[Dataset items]
+ + + + + + +
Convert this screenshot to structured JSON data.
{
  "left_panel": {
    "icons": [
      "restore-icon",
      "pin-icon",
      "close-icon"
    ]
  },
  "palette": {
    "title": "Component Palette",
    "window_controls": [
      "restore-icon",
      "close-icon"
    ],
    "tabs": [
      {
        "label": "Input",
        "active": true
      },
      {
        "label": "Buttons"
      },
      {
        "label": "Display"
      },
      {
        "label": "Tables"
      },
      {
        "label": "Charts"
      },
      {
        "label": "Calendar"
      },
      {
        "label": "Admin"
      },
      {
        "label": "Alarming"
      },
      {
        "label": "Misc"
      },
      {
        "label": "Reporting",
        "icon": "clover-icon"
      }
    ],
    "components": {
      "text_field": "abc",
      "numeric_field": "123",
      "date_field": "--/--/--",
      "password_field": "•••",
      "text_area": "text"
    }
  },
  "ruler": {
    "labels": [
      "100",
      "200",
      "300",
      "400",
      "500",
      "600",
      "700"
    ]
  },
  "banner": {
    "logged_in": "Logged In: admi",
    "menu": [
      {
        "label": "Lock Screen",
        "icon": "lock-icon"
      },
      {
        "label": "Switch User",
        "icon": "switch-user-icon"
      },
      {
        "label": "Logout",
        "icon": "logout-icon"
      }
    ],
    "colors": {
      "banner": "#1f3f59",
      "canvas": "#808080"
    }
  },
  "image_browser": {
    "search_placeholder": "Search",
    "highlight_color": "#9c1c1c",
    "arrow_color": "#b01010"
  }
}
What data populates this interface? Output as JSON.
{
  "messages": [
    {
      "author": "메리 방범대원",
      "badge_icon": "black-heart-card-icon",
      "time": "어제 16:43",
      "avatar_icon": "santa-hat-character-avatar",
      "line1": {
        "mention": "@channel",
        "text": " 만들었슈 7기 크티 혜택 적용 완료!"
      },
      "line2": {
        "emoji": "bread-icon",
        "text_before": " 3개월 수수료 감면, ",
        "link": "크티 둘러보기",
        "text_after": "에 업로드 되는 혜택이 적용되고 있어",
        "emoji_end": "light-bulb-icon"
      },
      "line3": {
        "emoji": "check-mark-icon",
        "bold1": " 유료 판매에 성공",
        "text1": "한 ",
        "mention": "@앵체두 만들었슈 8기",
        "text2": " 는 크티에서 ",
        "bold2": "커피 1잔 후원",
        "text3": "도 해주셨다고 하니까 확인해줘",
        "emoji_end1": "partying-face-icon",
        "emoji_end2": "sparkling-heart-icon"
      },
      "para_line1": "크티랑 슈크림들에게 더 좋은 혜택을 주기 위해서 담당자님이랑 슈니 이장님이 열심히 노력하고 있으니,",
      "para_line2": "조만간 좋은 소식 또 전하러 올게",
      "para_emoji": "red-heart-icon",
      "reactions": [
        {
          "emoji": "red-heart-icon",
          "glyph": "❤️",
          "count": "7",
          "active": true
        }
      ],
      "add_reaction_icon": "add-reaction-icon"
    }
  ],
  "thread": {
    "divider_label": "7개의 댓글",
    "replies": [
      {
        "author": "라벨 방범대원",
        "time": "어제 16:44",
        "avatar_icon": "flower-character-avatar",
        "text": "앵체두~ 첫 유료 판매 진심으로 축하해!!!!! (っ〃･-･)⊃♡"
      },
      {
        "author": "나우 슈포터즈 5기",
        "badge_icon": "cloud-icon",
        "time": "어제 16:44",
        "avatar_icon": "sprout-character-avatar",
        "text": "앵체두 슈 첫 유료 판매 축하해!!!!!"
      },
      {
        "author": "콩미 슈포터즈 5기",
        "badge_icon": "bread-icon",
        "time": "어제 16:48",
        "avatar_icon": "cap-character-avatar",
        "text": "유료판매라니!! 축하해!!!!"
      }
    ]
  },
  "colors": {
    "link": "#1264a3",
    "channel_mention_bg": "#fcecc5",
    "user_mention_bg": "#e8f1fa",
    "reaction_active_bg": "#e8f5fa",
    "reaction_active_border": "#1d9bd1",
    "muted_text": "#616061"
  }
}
+ + + + + + +
◆ **Stated problem**:
Write the entire listing out again, word for word.

◆ **Written reply**:
Convert this screenshot to structured JSON data.
{
  "left_panel": {
    "icons": [
      "restore-icon",
      "pin-icon",
      "close-icon"
    ]
  },
  "palette": {
    "title": "Component Palette",
    "window_controls": [
      "restore-icon",
      "close-icon"
    ],
    "tabs": [
      {
        "label": "Input",
        "active": true
      },
      {
        "label": "Buttons"
      },
      {
        "label": "Display"
      },
      {
        "label": "Tables"
      },
      {
        "label": "Charts"
      },
      {
        "label": "Calendar"
      },
      {
        "label": "Admin"
      },
      {
        "label": "Alarming"
      },
      {
        "label": "Misc"
      },
      {
        "label": "Reporting",
        "icon": "clover-icon"
      }
    ],
    "components": {
      "text_field": "abc",
      "numeric_field": "123",
      "date_field": "--/--/--",
      "password_field": "•••",
      "text_area": "text"
    }
  },
  "ruler": {
    "labels": [
      "100",
      "200",
      "300",
      "400",
      "500",
      "600",
      "700"
    ]
  },
  "banner": {
    "logged_in": "Logged In: admi",
    "menu": [
      {
        "label": "Lock Screen",
        "icon": "lock-icon"
      },
      {
        "label": "Switch User",
        "icon": "switch-user-icon"
      },
      {
        "label": "Logout",
        "icon": "logout-icon"
      }
    ],
    "colors": {
      "banner": "#1f3f59",
      "canvas": "#808080"
    }
  },
  "image_browser": {
    "search_placeholder": "Search",
    "highlight_color": "#9c1c1c",
    "arrow_color": "#b01010"
  }
}
What data populates this interface? Output as JSON.
{
  "messages": [
    {
      "author": "메리 방범대원",
      "badge_icon": "black-heart-card-icon",
      "time": "어제 16:43",
      "avatar_icon": "santa-hat-character-avatar",
      "line1": {
        "mention": "@channel",
        "text": " 만들었슈 7기 크티 혜택 적용 완료!"
      },
      "line2": {
        "emoji": "bread-icon",
        "text_before": " 3개월 수수료 감면, ",
        "link": "크티 둘러보기",
        "text_after": "에 업로드 되는 혜택이 적용되고 있어",
        "emoji_end": "light-bulb-icon"
      },
      "line3": {
        "emoji": "check-mark-icon",
        "bold1": " 유료 판매에 성공",
        "text1": "한 ",
        "mention": "@앵체두 만들었슈 8기",
        "text2": " 는 크티에서 ",
        "bold2": "커피 1잔 후원",
        "text3": "도 해주셨다고 하니까 확인해줘",
        "emoji_end1": "partying-face-icon",
        "emoji_end2": "sparkling-heart-icon"
      },
      "para_line1": "크티랑 슈크림들에게 더 좋은 혜택을 주기 위해서 담당자님이랑 슈니 이장님이 열심히 노력하고 있으니,",
      "para_line2": "조만간 좋은 소식 또 전하러 올게",
      "para_emoji": "red-heart-icon",
      "reactions": [
        {
          "emoji": "red-heart-icon",
          "glyph": "❤️",
          "count": "7",
          "active": true
        }
      ],
      "add_reaction_icon": "add-reaction-icon"
    }
  ],
  "thread": {
    "divider_label": "7개의 댓글",
    "replies": [
      {
        "author": "라벨 방범대원",
        "time": "어제 16:44",
        "avatar_icon": "flower-character-avatar",
        "text": "앵체두~ 첫 유료 판매 진심으로 축하해!!!!! (っ〃･-･)⊃♡"
      },
      {
        "author": "나우 슈포터즈 5기",
        "badge_icon": "cloud-icon",
        "time": "어제 16:44",
        "avatar_icon": "sprout-character-avatar",
        "text": "앵체두 슈 첫 유료 판매 축하해!!!!!"
      },
      {
        "author": "콩미 슈포터즈 5기",
        "badge_icon": "bread-icon",
        "time": "어제 16:48",
        "avatar_icon": "cap-character-avatar",
        "text": "유료판매라니!! 축하해!!!!"
      }
    ]
  },
  "colors": {
    "link": "#1264a3",
    "channel_mention_bg": "#fcecc5",
    "user_mention_bg": "#e8f1fa",
    "reaction_active_bg": "#e8f5fa",
    "reaction_active_border": "#1d9bd1",
    "muted_text": "#616061"
  }
}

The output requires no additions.